— Start DATA TO USE —
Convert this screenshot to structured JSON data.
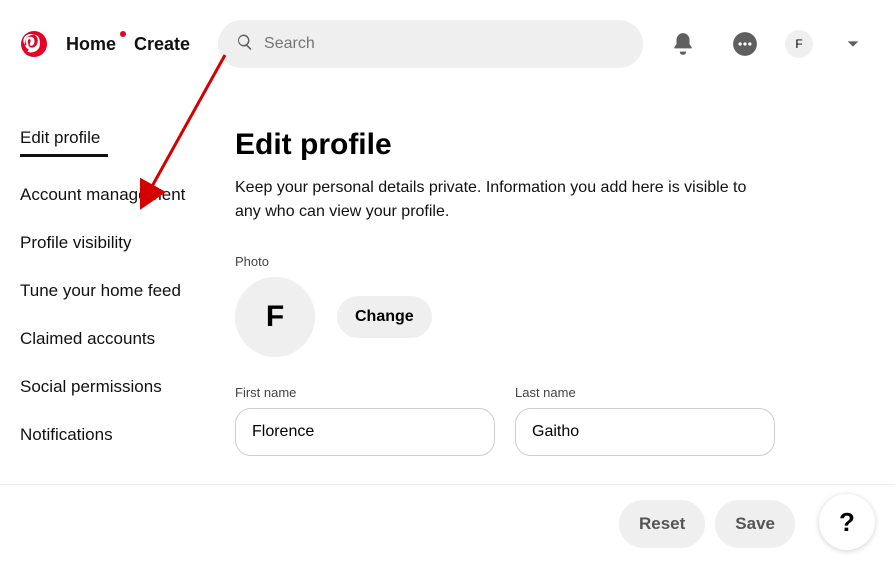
{
  "header": {
    "home": "Home",
    "create": "Create",
    "search_placeholder": "Search",
    "avatar_letter": "F"
  },
  "sidebar": {
    "items": [
      "Edit profile",
      "Account management",
      "Profile visibility",
      "Tune your home feed",
      "Claimed accounts",
      "Social permissions",
      "Notifications"
    ]
  },
  "main": {
    "title": "Edit profile",
    "subtitle": "Keep your personal details private. Information you add here is visible to any who can view your profile.",
    "photo_label": "Photo",
    "avatar_letter": "F",
    "change_label": "Change",
    "first_name_label": "First name",
    "first_name_value": "Florence",
    "last_name_label": "Last name",
    "last_name_value": "Gaitho"
  },
  "footer": {
    "reset": "Reset",
    "save": "Save",
    "help": "?"
  },
  "colors": {
    "brand_red": "#e60023"
  }
}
— End DATA TO USE —
Show the lines where the word "your" appears in the entries.

#### RESPONSE BELOW:
      "Tune your home feed",
    "subtitle": "Keep your personal details private. Information you add here is visible to any who can view your profile.",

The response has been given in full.